Written problem: Restate the entries below word for word, omitting nothing.
* begin Input for this task *
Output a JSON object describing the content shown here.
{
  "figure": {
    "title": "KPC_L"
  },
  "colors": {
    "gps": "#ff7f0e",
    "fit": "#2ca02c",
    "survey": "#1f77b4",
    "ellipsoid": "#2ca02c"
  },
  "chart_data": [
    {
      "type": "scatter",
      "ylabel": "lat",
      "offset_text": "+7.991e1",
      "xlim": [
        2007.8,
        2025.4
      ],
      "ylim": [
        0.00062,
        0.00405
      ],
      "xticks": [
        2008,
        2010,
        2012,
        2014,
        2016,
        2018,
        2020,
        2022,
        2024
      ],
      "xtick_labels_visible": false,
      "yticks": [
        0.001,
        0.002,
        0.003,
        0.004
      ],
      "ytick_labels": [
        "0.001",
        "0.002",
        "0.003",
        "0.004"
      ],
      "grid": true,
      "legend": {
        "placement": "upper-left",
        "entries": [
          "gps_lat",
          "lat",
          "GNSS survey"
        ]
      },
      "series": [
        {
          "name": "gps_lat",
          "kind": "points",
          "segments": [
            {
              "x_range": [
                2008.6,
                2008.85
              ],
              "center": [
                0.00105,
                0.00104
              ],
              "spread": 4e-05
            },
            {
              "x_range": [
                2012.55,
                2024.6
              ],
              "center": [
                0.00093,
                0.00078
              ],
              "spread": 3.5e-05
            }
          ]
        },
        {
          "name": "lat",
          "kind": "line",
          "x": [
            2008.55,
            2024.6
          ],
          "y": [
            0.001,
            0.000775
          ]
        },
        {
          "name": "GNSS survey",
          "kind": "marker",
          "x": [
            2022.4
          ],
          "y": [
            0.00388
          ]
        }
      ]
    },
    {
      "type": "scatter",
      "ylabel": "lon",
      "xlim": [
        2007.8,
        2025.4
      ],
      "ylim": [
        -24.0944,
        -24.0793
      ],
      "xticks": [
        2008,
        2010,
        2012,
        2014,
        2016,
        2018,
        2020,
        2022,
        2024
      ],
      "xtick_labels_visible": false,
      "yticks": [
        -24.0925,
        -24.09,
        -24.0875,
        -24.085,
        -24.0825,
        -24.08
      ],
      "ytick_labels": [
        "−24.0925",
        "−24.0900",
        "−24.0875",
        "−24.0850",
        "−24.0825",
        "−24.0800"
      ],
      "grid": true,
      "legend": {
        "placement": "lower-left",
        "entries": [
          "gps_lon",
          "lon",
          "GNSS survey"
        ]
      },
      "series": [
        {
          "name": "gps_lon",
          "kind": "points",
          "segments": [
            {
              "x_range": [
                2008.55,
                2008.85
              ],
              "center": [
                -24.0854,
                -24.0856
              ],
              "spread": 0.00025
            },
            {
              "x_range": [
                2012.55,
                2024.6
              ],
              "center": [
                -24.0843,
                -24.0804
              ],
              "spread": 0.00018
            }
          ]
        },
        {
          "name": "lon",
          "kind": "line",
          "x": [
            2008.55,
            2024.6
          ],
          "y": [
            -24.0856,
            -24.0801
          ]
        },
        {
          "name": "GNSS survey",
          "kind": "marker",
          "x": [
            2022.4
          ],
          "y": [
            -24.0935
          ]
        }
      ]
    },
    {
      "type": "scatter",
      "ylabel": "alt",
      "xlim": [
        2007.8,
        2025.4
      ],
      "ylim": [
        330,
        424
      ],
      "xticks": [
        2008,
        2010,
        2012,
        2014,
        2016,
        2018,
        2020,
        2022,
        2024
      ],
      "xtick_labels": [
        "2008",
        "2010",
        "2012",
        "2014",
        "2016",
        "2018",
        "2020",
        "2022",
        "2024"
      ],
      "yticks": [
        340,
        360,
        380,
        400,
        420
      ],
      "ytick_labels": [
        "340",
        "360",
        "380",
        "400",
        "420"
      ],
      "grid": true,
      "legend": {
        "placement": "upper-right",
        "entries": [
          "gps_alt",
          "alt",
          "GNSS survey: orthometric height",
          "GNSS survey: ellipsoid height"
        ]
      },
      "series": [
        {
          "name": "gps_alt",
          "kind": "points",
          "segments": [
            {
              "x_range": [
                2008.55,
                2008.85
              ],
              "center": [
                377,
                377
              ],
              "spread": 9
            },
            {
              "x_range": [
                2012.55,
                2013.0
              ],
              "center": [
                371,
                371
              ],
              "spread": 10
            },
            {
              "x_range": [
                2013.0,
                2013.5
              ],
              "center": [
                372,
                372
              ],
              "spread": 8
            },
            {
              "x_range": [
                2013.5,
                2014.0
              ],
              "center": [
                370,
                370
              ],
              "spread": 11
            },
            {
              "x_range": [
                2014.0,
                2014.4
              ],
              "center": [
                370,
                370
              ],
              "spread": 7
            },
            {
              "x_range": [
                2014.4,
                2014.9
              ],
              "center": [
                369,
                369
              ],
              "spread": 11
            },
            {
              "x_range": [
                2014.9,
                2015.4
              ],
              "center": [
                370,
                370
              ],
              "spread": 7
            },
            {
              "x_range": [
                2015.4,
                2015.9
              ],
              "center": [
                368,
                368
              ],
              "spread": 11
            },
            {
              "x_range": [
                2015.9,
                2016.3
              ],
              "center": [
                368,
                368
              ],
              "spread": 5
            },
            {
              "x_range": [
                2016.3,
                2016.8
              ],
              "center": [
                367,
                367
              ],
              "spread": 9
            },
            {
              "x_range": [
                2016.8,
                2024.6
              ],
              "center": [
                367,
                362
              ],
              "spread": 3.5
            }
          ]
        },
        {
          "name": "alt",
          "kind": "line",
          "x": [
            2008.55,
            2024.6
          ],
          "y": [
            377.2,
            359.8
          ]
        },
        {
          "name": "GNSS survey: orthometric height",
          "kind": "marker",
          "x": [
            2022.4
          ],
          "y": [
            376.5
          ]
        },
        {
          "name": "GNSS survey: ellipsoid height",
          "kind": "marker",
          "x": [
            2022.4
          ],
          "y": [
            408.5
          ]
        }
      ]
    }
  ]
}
* end Input for this task *
Response for this exercise:
Output a JSON object describing the content shown here.
{
  "figure": {
    "title": "KPC_L"
  },
  "colors": {
    "gps": "#ff7f0e",
    "fit": "#2ca02c",
    "survey": "#1f77b4",
    "ellipsoid": "#2ca02c"
  },
  "chart_data": [
    {
      "type": "scatter",
      "ylabel": "lat",
      "offset_text": "+7.991e1",
      "xlim": [
        2007.8,
        2025.4
      ],
      "ylim": [
        0.00062,
        0.00405
      ],
      "xticks": [
        2008,
        2010,
        2012,
        2014,
        2016,
        2018,
        2020,
        2022,
        2024
      ],
      "xtick_labels_visible": false,
      "yticks": [
        0.001,
        0.002,
        0.003,
        0.004
      ],
      "ytick_labels": [
        "0.001",
        "0.002",
        "0.003",
        "0.004"
      ],
      "grid": true,
      "legend": {
        "placement": "upper-left",
        "entries": [
          "gps_lat",
          "lat",
          "GNSS survey"
        ]
      },
      "series": [
        {
          "name": "gps_lat",
          "kind": "points",
          "segments": [
            {
              "x_range": [
                2008.6,
                2008.85
              ],
              "center": [
                0.00105,
                0.00104
              ],
              "spread": 4e-05
            },
            {
              "x_range": [
                2012.55,
                2024.6
              ],
              "center": [
                0.00093,
                0.00078
              ],
              "spread": 3.5e-05
            }
          ]
        },
        {
          "name": "lat",
          "kind": "line",
          "x": [
            2008.55,
            2024.6
          ],
          "y": [
            0.001,
            0.000775
          ]
        },
        {
          "name": "GNSS survey",
          "kind": "marker",
          "x": [
            2022.4
          ],
          "y": [
            0.00388
          ]
        }
      ]
    },
    {
      "type": "scatter",
      "ylabel": "lon",
      "xlim": [
        2007.8,
        2025.4
      ],
      "ylim": [
        -24.0944,
        -24.0793
      ],
      "xticks": [
        2008,
        2010,
        2012,
        2014,
        2016,
        2018,
        2020,
        2022,
        2024
      ],
      "xtick_labels_visible": false,
      "yticks": [
        -24.0925,
        -24.09,
        -24.0875,
        -24.085,
        -24.0825,
        -24.08
      ],
      "ytick_labels": [
        "−24.0925",
        "−24.0900",
        "−24.0875",
        "−24.0850",
        "−24.0825",
        "−24.0800"
      ],
      "grid": true,
      "legend": {
        "placement": "lower-left",
        "entries": [
          "gps_lon",
          "lon",
          "GNSS survey"
        ]
      },
      "series": [
        {
          "name": "gps_lon",
          "kind": "points",
          "segments": [
            {
              "x_range": [
                2008.55,
                2008.85
              ],
              "center": [
                -24.0854,
                -24.0856
              ],
              "spread": 0.00025
            },
            {
              "x_range": [
                2012.55,
                2024.6
              ],
              "center": [
                -24.0843,
                -24.0804
              ],
              "spread": 0.00018
            }
          ]
        },
        {
          "name": "lon",
          "kind": "line",
          "x": [
            2008.55,
            2024.6
          ],
          "y": [
            -24.0856,
            -24.0801
          ]
        },
        {
          "name": "GNSS survey",
          "kind": "marker",
          "x": [
            2022.4
          ],
          "y": [
            -24.0935
          ]
        }
      ]
    },
    {
      "type": "scatter",
      "ylabel": "alt",
      "xlim": [
        2007.8,
        2025.4
      ],
      "ylim": [
        330,
        424
      ],
      "xticks": [
        2008,
        2010,
        2012,
        2014,
        2016,
        2018,
        2020,
        2022,
        2024
      ],
      "xtick_labels": [
        "2008",
        "2010",
        "2012",
        "2014",
        "2016",
        "2018",
        "2020",
        "2022",
        "2024"
      ],
      "yticks": [
        340,
        360,
        380,
        400,
        420
      ],
      "ytick_labels": [
        "340",
        "360",
        "380",
        "400",
        "420"
      ],
      "grid": true,
      "legend": {
        "placement": "upper-right",
        "entries": [
          "gps_alt",
          "alt",
          "GNSS survey: orthometric height",
          "GNSS survey: ellipsoid height"
        ]
      },
      "series": [
        {
          "name": "gps_alt",
          "kind": "points",
          "segments": [
            {
              "x_range": [
                2008.55,
                2008.85
              ],
              "center": [
                377,
                377
              ],
              "spread": 9
            },
            {
              "x_range": [
                2012.55,
                2013.0
              ],
              "center": [
                371,
                371
              ],
              "spread": 10
            },
            {
              "x_range": [
                2013.0,
                2013.5
              ],
              "center": [
                372,
                372
              ],
              "spread": 8
            },
            {
              "x_range": [
                2013.5,
                2014.0
              ],
              "center": [
                370,
                370
              ],
              "spread": 11
            },
            {
              "x_range": [
                2014.0,
                2014.4
              ],
              "center": [
                370,
                370
              ],
              "spread": 7
            },
            {
              "x_range": [
                2014.4,
                2014.9
              ],
              "center": [
                369,
                369
              ],
              "spread": 11
            },
            {
              "x_range": [
                2014.9,
                2015.4
              ],
              "center": [
                370,
                370
              ],
              "spread": 7
            },
            {
              "x_range": [
                2015.4,
                2015.9
              ],
              "center": [
                368,
                368
              ],
              "spread": 11
            },
            {
              "x_range": [
                2015.9,
                2016.3
              ],
              "center": [
                368,
                368
              ],
              "spread": 5
            },
            {
              "x_range": [
                2016.3,
                2016.8
              ],
              "center": [
                367,
                367
              ],
              "spread": 9
            },
            {
              "x_range": [
                2016.8,
                2024.6
              ],
              "center": [
                367,
                362
              ],
              "spread": 3.5
            }
          ]
        },
        {
          "name": "alt",
          "kind": "line",
          "x": [
            2008.55,
            2024.6
          ],
          "y": [
            377.2,
            359.8
          ]
        },
        {
          "name": "GNSS survey: orthometric height",
          "kind": "marker",
          "x": [
            2022.4
          ],
          "y": [
            376.5
          ]
        },
        {
          "name": "GNSS survey: ellipsoid height",
          "kind": "marker",
          "x": [
            2022.4
          ],
          "y": [
            408.5
          ]
        }
      ]
    }
  ]
}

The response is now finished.